Problem to solve: Search the records below for the word "Under" and show every line where it occurs.

[Data entries]

════════════════

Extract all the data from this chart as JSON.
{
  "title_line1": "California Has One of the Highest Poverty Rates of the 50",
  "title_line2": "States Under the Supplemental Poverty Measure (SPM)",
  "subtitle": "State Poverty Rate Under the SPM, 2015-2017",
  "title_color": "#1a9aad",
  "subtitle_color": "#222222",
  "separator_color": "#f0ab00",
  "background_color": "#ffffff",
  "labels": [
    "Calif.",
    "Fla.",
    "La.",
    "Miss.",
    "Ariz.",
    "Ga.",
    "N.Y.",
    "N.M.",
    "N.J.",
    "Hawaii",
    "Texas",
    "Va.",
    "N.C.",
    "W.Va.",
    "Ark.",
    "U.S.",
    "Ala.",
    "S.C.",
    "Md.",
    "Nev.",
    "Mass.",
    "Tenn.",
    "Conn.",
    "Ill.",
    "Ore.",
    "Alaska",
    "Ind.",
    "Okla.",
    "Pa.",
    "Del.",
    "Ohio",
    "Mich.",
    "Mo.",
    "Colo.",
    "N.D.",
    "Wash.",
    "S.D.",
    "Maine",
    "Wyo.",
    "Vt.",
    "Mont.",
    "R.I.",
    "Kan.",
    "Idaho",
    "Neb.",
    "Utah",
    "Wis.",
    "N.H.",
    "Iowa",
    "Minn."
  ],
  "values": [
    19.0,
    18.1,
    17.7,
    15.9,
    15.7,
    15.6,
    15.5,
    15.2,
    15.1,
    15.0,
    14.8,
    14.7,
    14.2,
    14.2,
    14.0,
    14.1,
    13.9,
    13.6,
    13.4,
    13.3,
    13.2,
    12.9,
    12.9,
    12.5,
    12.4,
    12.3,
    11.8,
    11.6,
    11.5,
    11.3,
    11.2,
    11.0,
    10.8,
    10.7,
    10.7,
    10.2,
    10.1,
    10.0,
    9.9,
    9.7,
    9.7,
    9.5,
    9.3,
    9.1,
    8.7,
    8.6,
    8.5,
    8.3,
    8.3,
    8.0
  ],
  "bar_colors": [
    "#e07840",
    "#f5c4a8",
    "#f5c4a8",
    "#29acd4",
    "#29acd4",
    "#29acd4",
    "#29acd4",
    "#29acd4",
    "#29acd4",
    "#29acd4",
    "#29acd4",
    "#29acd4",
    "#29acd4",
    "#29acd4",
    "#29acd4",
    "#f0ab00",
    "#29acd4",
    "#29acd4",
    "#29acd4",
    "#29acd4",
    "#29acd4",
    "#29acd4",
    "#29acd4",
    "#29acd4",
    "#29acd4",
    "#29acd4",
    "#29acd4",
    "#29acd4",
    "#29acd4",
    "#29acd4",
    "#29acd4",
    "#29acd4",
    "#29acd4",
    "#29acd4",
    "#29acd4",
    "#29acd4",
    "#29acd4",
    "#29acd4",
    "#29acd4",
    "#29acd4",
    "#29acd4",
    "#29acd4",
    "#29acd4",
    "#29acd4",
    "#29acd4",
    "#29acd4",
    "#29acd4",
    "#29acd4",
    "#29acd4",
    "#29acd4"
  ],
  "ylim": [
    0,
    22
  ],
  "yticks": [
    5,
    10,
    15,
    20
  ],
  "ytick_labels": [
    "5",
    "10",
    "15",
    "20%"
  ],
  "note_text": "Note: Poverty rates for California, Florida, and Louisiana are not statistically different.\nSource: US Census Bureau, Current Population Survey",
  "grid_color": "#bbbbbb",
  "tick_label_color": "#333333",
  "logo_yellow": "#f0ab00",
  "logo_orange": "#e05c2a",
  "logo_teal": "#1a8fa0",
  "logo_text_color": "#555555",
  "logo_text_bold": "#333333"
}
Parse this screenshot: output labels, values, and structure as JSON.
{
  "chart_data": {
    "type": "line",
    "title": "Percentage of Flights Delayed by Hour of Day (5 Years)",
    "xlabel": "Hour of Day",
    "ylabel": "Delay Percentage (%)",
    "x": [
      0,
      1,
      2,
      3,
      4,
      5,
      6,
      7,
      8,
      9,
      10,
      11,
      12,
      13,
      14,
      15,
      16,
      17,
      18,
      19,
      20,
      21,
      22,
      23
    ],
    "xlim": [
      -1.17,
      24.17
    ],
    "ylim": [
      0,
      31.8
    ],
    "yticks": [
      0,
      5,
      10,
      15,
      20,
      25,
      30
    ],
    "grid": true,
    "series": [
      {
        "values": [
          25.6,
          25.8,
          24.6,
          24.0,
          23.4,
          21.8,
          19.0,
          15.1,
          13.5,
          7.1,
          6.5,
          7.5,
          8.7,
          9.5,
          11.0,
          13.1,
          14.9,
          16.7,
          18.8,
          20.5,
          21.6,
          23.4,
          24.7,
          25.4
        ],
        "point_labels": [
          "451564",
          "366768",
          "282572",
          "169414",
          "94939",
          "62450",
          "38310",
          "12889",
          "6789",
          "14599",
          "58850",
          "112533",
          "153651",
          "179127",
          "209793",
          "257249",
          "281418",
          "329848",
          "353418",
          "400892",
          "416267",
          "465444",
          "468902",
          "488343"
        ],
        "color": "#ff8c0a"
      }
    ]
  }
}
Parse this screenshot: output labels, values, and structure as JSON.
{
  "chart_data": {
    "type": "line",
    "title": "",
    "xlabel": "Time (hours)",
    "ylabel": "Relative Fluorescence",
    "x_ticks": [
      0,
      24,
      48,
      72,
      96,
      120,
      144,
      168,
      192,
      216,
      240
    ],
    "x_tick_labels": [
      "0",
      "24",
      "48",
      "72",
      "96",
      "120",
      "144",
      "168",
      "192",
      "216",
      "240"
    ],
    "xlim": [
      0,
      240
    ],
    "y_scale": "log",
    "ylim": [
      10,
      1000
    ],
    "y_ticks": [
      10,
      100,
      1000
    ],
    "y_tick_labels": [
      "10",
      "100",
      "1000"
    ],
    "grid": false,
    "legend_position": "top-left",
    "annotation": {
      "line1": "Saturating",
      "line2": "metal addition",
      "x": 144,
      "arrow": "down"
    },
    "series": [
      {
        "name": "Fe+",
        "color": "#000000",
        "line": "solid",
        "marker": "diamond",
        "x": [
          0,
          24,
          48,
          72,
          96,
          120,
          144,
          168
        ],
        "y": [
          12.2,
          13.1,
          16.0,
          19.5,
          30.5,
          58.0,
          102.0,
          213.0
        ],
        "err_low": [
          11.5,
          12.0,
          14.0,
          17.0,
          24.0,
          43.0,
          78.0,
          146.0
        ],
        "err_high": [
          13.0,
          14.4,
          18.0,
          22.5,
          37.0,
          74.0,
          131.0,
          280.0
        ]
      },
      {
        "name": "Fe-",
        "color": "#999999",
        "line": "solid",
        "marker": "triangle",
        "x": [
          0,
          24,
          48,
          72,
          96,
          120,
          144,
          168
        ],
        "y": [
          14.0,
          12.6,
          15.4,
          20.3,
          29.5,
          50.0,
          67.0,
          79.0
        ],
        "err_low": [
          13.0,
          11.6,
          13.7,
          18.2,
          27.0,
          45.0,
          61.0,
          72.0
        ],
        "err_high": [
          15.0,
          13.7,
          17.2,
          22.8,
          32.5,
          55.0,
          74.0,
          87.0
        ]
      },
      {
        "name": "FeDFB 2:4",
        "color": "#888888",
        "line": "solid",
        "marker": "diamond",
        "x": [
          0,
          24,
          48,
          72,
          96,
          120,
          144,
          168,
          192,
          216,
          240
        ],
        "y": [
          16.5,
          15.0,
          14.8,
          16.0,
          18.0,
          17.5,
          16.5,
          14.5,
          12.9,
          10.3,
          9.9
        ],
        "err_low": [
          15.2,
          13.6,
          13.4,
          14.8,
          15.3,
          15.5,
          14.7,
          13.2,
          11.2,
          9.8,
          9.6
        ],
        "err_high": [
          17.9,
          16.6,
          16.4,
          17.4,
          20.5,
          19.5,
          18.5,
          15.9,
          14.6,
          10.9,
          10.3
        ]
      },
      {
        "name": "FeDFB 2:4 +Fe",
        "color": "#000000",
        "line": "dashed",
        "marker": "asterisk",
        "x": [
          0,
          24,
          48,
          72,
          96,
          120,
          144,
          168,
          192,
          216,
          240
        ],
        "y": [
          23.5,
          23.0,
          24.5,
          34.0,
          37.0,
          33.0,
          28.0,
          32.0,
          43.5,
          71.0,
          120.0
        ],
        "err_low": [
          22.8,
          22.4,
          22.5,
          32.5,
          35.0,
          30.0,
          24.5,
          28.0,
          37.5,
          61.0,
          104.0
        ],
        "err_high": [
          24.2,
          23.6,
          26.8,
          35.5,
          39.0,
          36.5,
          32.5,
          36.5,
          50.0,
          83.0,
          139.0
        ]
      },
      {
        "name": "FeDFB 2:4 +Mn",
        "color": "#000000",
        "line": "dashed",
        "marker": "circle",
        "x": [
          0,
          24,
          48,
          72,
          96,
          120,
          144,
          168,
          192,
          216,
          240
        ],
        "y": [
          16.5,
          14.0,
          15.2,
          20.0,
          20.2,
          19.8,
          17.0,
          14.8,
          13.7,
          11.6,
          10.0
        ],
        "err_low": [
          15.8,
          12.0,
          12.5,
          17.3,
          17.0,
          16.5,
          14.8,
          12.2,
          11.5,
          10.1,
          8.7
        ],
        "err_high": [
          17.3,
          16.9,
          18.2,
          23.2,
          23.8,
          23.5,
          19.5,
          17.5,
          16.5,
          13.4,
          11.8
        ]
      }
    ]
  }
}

════════════════

Final answer:
  "title_line2": "States Under the Supplemental Poverty Measure (SPM)",
  "subtitle": "State Poverty Rate Under the SPM, 2015-2017",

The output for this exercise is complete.